**Task statement**
Find the number of lines in these records where the word "Salaries" appears. Reply with that number and nothing more.

(Saved data entries)
..............................

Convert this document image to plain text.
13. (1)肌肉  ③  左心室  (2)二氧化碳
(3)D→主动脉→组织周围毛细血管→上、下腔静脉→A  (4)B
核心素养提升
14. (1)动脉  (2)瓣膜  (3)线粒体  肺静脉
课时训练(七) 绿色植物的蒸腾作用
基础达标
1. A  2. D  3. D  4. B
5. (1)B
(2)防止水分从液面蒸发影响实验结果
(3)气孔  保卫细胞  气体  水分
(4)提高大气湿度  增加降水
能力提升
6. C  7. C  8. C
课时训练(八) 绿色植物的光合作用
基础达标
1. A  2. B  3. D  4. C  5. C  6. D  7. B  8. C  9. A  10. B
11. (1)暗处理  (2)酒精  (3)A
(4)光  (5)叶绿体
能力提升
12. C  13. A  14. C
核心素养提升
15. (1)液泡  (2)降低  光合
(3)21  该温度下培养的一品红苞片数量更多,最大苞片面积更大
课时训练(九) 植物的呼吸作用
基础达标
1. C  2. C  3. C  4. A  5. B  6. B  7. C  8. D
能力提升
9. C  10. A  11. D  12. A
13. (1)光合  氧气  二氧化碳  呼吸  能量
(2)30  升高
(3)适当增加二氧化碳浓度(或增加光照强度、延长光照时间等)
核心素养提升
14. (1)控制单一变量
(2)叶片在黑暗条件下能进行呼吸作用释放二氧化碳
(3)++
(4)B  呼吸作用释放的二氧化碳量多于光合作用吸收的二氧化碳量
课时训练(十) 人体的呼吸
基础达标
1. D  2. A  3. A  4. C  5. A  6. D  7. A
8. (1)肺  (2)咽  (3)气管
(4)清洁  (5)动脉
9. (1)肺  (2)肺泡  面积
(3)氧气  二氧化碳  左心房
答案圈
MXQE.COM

..............................

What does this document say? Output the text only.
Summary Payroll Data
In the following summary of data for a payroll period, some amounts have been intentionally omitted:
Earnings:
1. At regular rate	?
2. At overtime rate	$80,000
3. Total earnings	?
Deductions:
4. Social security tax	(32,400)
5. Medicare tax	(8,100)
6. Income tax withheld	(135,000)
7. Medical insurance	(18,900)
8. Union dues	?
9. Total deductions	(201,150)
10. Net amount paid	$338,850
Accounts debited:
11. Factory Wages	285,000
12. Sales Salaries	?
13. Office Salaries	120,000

..............................

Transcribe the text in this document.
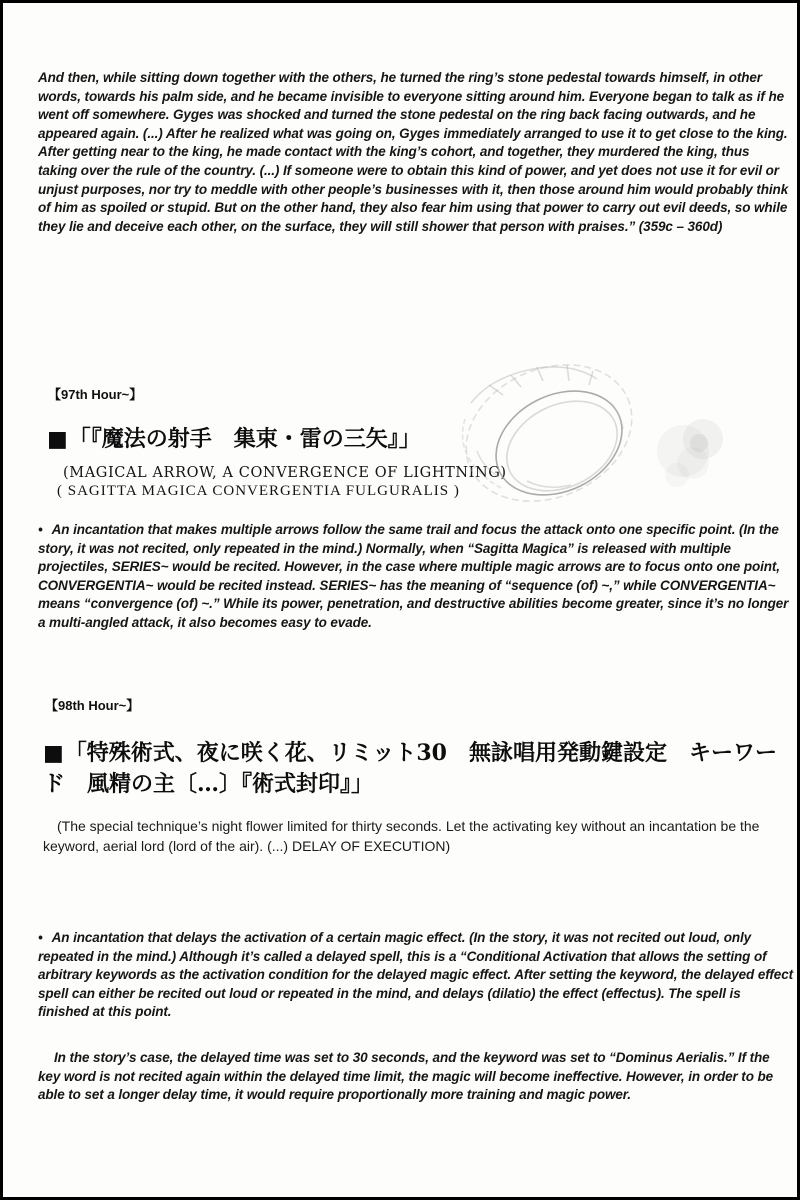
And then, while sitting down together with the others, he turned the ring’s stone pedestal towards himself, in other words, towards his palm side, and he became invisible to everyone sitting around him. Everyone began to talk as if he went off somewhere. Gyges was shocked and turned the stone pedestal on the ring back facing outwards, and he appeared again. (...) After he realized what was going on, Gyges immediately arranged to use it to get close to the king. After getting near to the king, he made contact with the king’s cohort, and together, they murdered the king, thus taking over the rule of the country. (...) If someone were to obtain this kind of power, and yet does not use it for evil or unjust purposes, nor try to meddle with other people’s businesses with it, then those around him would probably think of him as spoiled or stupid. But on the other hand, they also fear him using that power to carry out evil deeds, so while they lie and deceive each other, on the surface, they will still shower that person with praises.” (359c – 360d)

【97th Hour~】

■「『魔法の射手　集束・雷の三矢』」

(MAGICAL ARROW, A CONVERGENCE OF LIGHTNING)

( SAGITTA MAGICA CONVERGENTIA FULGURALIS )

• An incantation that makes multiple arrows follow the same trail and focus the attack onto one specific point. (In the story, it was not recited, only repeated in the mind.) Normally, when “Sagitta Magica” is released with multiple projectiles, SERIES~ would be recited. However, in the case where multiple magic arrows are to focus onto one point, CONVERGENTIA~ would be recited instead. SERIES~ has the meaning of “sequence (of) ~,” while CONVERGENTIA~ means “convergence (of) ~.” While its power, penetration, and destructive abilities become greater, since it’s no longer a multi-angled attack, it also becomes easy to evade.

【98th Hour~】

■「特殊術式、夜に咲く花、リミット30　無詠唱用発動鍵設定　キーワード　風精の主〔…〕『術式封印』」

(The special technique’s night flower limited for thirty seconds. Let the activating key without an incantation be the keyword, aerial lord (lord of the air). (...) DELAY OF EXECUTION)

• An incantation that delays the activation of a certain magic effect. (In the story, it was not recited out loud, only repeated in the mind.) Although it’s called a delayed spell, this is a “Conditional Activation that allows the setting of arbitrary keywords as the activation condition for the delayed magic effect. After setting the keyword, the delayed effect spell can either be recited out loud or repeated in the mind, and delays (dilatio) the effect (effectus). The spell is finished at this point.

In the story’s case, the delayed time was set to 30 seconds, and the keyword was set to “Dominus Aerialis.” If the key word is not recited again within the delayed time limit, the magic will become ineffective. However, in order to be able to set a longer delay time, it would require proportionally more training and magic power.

..............................

**Solution below**
2